- RECORDS FOR THIS TASK:

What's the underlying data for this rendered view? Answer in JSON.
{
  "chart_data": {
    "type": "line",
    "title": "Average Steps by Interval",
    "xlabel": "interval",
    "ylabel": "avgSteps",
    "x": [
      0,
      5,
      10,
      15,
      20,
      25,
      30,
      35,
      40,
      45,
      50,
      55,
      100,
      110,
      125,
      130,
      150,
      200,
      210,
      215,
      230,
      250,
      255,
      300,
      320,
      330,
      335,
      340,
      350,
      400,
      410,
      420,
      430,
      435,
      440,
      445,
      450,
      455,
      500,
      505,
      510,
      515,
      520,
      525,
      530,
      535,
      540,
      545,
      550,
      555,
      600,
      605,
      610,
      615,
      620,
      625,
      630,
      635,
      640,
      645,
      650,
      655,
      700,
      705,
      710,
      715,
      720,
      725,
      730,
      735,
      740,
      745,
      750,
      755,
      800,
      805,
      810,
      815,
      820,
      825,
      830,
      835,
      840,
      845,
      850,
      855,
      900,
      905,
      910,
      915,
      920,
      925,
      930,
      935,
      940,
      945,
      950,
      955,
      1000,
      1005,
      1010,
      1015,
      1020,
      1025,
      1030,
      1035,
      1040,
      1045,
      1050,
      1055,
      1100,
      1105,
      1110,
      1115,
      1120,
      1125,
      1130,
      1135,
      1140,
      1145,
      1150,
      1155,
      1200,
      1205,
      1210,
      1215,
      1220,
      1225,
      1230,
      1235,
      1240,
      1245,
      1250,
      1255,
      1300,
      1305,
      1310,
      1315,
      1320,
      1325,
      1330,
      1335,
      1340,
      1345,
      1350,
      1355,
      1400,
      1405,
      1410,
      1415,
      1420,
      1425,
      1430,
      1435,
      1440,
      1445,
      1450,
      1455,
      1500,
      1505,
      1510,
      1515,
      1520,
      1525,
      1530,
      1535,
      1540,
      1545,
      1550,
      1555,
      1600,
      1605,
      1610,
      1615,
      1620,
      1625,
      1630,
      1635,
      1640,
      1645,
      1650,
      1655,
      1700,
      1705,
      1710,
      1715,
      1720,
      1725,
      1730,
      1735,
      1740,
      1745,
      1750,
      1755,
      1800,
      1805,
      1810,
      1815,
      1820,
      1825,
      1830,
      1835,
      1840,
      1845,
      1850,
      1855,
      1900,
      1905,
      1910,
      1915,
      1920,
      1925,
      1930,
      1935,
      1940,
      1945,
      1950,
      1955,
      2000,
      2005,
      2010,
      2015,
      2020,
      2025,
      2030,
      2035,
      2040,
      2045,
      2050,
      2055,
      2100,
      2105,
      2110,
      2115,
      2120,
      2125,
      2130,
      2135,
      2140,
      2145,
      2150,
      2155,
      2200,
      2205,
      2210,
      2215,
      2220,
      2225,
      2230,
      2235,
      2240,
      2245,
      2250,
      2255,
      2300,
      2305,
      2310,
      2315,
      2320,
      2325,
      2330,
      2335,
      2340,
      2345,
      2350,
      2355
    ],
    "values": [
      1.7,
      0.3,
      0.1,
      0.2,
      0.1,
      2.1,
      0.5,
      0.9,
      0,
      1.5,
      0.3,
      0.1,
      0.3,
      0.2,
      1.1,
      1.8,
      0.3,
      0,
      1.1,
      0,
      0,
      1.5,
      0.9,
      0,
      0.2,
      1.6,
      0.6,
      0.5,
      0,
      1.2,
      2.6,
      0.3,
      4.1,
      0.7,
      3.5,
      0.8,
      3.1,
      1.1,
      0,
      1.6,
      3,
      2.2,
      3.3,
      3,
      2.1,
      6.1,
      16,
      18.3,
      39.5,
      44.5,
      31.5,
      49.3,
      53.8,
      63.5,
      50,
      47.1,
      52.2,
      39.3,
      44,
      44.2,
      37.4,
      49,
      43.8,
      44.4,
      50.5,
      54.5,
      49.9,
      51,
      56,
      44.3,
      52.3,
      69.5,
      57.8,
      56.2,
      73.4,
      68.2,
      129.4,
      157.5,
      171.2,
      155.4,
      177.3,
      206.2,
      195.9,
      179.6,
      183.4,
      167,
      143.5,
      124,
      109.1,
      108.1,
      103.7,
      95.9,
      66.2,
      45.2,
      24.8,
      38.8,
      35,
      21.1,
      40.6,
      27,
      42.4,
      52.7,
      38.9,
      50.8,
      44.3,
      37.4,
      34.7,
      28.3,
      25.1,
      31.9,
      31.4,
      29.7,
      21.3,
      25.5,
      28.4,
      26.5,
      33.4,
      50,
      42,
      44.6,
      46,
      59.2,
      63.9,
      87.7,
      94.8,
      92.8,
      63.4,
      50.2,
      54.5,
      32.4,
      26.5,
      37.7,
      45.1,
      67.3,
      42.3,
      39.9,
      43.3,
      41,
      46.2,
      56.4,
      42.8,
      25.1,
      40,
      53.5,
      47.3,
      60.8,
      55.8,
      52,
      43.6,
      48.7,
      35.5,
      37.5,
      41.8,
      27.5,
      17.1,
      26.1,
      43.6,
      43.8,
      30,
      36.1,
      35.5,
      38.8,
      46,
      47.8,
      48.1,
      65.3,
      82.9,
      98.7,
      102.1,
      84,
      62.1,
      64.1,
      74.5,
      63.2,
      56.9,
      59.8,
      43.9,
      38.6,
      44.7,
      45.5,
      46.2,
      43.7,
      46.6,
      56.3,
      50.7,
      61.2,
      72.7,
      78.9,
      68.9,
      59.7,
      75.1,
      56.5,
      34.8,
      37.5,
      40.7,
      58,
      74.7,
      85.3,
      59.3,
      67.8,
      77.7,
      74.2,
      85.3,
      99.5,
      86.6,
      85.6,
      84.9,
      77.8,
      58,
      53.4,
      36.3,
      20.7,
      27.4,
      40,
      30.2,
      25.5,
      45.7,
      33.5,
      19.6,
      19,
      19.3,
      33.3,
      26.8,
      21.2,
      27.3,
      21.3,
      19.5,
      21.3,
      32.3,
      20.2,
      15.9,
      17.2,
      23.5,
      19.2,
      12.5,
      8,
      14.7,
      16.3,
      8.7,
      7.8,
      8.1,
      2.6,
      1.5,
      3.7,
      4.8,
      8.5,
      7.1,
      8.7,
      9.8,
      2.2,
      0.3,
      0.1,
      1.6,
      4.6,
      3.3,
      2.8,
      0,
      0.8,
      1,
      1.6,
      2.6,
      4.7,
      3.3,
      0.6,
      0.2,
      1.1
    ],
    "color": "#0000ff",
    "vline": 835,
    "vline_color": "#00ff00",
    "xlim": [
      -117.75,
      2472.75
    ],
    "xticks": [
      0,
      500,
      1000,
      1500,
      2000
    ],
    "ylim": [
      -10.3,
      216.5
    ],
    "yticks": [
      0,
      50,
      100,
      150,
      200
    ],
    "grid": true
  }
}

- WHAT IS BEING ASKED: Return the listing above word for word.

- THE COMPLETED TASK:
What's the underlying data for this rendered view? Answer in JSON.
{
  "chart_data": {
    "type": "line",
    "title": "Average Steps by Interval",
    "xlabel": "interval",
    "ylabel": "avgSteps",
    "x": [
      0,
      5,
      10,
      15,
      20,
      25,
      30,
      35,
      40,
      45,
      50,
      55,
      100,
      110,
      125,
      130,
      150,
      200,
      210,
      215,
      230,
      250,
      255,
      300,
      320,
      330,
      335,
      340,
      350,
      400,
      410,
      420,
      430,
      435,
      440,
      445,
      450,
      455,
      500,
      505,
      510,
      515,
      520,
      525,
      530,
      535,
      540,
      545,
      550,
      555,
      600,
      605,
      610,
      615,
      620,
      625,
      630,
      635,
      640,
      645,
      650,
      655,
      700,
      705,
      710,
      715,
      720,
      725,
      730,
      735,
      740,
      745,
      750,
      755,
      800,
      805,
      810,
      815,
      820,
      825,
      830,
      835,
      840,
      845,
      850,
      855,
      900,
      905,
      910,
      915,
      920,
      925,
      930,
      935,
      940,
      945,
      950,
      955,
      1000,
      1005,
      1010,
      1015,
      1020,
      1025,
      1030,
      1035,
      1040,
      1045,
      1050,
      1055,
      1100,
      1105,
      1110,
      1115,
      1120,
      1125,
      1130,
      1135,
      1140,
      1145,
      1150,
      1155,
      1200,
      1205,
      1210,
      1215,
      1220,
      1225,
      1230,
      1235,
      1240,
      1245,
      1250,
      1255,
      1300,
      1305,
      1310,
      1315,
      1320,
      1325,
      1330,
      1335,
      1340,
      1345,
      1350,
      1355,
      1400,
      1405,
      1410,
      1415,
      1420,
      1425,
      1430,
      1435,
      1440,
      1445,
      1450,
      1455,
      1500,
      1505,
      1510,
      1515,
      1520,
      1525,
      1530,
      1535,
      1540,
      1545,
      1550,
      1555,
      1600,
      1605,
      1610,
      1615,
      1620,
      1625,
      1630,
      1635,
      1640,
      1645,
      1650,
      1655,
      1700,
      1705,
      1710,
      1715,
      1720,
      1725,
      1730,
      1735,
      1740,
      1745,
      1750,
      1755,
      1800,
      1805,
      1810,
      1815,
      1820,
      1825,
      1830,
      1835,
      1840,
      1845,
      1850,
      1855,
      1900,
      1905,
      1910,
      1915,
      1920,
      1925,
      1930,
      1935,
      1940,
      1945,
      1950,
      1955,
      2000,
      2005,
      2010,
      2015,
      2020,
      2025,
      2030,
      2035,
      2040,
      2045,
      2050,
      2055,
      2100,
      2105,
      2110,
      2115,
      2120,
      2125,
      2130,
      2135,
      2140,
      2145,
      2150,
      2155,
      2200,
      2205,
      2210,
      2215,
      2220,
      2225,
      2230,
      2235,
      2240,
      2245,
      2250,
      2255,
      2300,
      2305,
      2310,
      2315,
      2320,
      2325,
      2330,
      2335,
      2340,
      2345,
      2350,
      2355
    ],
    "values": [
      1.7,
      0.3,
      0.1,
      0.2,
      0.1,
      2.1,
      0.5,
      0.9,
      0,
      1.5,
      0.3,
      0.1,
      0.3,
      0.2,
      1.1,
      1.8,
      0.3,
      0,
      1.1,
      0,
      0,
      1.5,
      0.9,
      0,
      0.2,
      1.6,
      0.6,
      0.5,
      0,
      1.2,
      2.6,
      0.3,
      4.1,
      0.7,
      3.5,
      0.8,
      3.1,
      1.1,
      0,
      1.6,
      3,
      2.2,
      3.3,
      3,
      2.1,
      6.1,
      16,
      18.3,
      39.5,
      44.5,
      31.5,
      49.3,
      53.8,
      63.5,
      50,
      47.1,
      52.2,
      39.3,
      44,
      44.2,
      37.4,
      49,
      43.8,
      44.4,
      50.5,
      54.5,
      49.9,
      51,
      56,
      44.3,
      52.3,
      69.5,
      57.8,
      56.2,
      73.4,
      68.2,
      129.4,
      157.5,
      171.2,
      155.4,
      177.3,
      206.2,
      195.9,
      179.6,
      183.4,
      167,
      143.5,
      124,
      109.1,
      108.1,
      103.7,
      95.9,
      66.2,
      45.2,
      24.8,
      38.8,
      35,
      21.1,
      40.6,
      27,
      42.4,
      52.7,
      38.9,
      50.8,
      44.3,
      37.4,
      34.7,
      28.3,
      25.1,
      31.9,
      31.4,
      29.7,
      21.3,
      25.5,
      28.4,
      26.5,
      33.4,
      50,
      42,
      44.6,
      46,
      59.2,
      63.9,
      87.7,
      94.8,
      92.8,
      63.4,
      50.2,
      54.5,
      32.4,
      26.5,
      37.7,
      45.1,
      67.3,
      42.3,
      39.9,
      43.3,
      41,
      46.2,
      56.4,
      42.8,
      25.1,
      40,
      53.5,
      47.3,
      60.8,
      55.8,
      52,
      43.6,
      48.7,
      35.5,
      37.5,
      41.8,
      27.5,
      17.1,
      26.1,
      43.6,
      43.8,
      30,
      36.1,
      35.5,
      38.8,
      46,
      47.8,
      48.1,
      65.3,
      82.9,
      98.7,
      102.1,
      84,
      62.1,
      64.1,
      74.5,
      63.2,
      56.9,
      59.8,
      43.9,
      38.6,
      44.7,
      45.5,
      46.2,
      43.7,
      46.6,
      56.3,
      50.7,
      61.2,
      72.7,
      78.9,
      68.9,
      59.7,
      75.1,
      56.5,
      34.8,
      37.5,
      40.7,
      58,
      74.7,
      85.3,
      59.3,
      67.8,
      77.7,
      74.2,
      85.3,
      99.5,
      86.6,
      85.6,
      84.9,
      77.8,
      58,
      53.4,
      36.3,
      20.7,
      27.4,
      40,
      30.2,
      25.5,
      45.7,
      33.5,
      19.6,
      19,
      19.3,
      33.3,
      26.8,
      21.2,
      27.3,
      21.3,
      19.5,
      21.3,
      32.3,
      20.2,
      15.9,
      17.2,
      23.5,
      19.2,
      12.5,
      8,
      14.7,
      16.3,
      8.7,
      7.8,
      8.1,
      2.6,
      1.5,
      3.7,
      4.8,
      8.5,
      7.1,
      8.7,
      9.8,
      2.2,
      0.3,
      0.1,
      1.6,
      4.6,
      3.3,
      2.8,
      0,
      0.8,
      1,
      1.6,
      2.6,
      4.7,
      3.3,
      0.6,
      0.2,
      1.1
    ],
    "color": "#0000ff",
    "vline": 835,
    "vline_color": "#00ff00",
    "xlim": [
      -117.75,
      2472.75
    ],
    "xticks": [
      0,
      500,
      1000,
      1500,
      2000
    ],
    "ylim": [
      -10.3,
      216.5
    ],
    "yticks": [
      0,
      50,
      100,
      150,
      200
    ],
    "grid": true
  }
}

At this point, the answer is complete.